**Short task**
Write out each line exactly as given. Leave the pictures out of your copy.
━━ Records supplied ━━
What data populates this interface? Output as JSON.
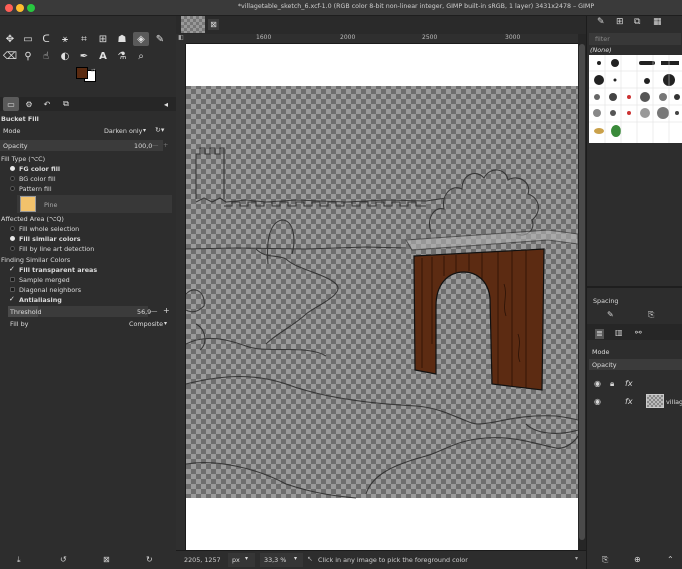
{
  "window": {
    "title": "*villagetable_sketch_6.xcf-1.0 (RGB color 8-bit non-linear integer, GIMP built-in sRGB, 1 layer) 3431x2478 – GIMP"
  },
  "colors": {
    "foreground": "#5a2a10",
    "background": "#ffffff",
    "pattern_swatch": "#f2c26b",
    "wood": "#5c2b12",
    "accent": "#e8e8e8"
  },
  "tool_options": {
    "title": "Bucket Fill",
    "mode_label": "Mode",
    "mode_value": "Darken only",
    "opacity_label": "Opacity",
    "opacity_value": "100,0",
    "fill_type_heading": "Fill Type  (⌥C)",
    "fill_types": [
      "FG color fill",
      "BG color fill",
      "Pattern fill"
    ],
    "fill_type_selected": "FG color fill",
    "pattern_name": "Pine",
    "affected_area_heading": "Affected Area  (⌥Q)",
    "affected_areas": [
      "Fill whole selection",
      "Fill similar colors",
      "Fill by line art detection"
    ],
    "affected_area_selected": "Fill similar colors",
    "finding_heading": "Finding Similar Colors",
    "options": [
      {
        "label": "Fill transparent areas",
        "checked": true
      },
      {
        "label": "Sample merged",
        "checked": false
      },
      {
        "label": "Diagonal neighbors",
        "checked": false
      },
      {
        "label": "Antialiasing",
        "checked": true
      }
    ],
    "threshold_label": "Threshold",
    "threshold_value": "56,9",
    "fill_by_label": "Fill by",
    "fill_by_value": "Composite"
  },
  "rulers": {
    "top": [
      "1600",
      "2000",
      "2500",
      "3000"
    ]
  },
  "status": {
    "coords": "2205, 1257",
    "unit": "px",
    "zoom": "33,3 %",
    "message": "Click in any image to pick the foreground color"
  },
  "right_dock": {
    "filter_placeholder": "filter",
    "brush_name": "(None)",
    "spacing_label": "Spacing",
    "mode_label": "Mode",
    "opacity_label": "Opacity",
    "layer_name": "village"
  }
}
━━━
**Full answer**
What data populates this interface? Output as JSON.
{
  "window": {
    "title": "*villagetable_sketch_6.xcf-1.0 (RGB color 8-bit non-linear integer, GIMP built-in sRGB, 1 layer) 3431x2478 – GIMP"
  },
  "colors": {
    "foreground": "#5a2a10",
    "background": "#ffffff",
    "pattern_swatch": "#f2c26b",
    "wood": "#5c2b12",
    "accent": "#e8e8e8"
  },
  "tool_options": {
    "title": "Bucket Fill",
    "mode_label": "Mode",
    "mode_value": "Darken only",
    "opacity_label": "Opacity",
    "opacity_value": "100,0",
    "fill_type_heading": "Fill Type  (⌥C)",
    "fill_types": [
      "FG color fill",
      "BG color fill",
      "Pattern fill"
    ],
    "fill_type_selected": "FG color fill",
    "pattern_name": "Pine",
    "affected_area_heading": "Affected Area  (⌥Q)",
    "affected_areas": [
      "Fill whole selection",
      "Fill similar colors",
      "Fill by line art detection"
    ],
    "affected_area_selected": "Fill similar colors",
    "finding_heading": "Finding Similar Colors",
    "options": [
      {
        "label": "Fill transparent areas",
        "checked": true
      },
      {
        "label": "Sample merged",
        "checked": false
      },
      {
        "label": "Diagonal neighbors",
        "checked": false
      },
      {
        "label": "Antialiasing",
        "checked": true
      }
    ],
    "threshold_label": "Threshold",
    "threshold_value": "56,9",
    "fill_by_label": "Fill by",
    "fill_by_value": "Composite"
  },
  "rulers": {
    "top": [
      "1600",
      "2000",
      "2500",
      "3000"
    ]
  },
  "status": {
    "coords": "2205, 1257",
    "unit": "px",
    "zoom": "33,3 %",
    "message": "Click in any image to pick the foreground color"
  },
  "right_dock": {
    "filter_placeholder": "filter",
    "brush_name": "(None)",
    "spacing_label": "Spacing",
    "mode_label": "Mode",
    "opacity_label": "Opacity",
    "layer_name": "village"
  }
}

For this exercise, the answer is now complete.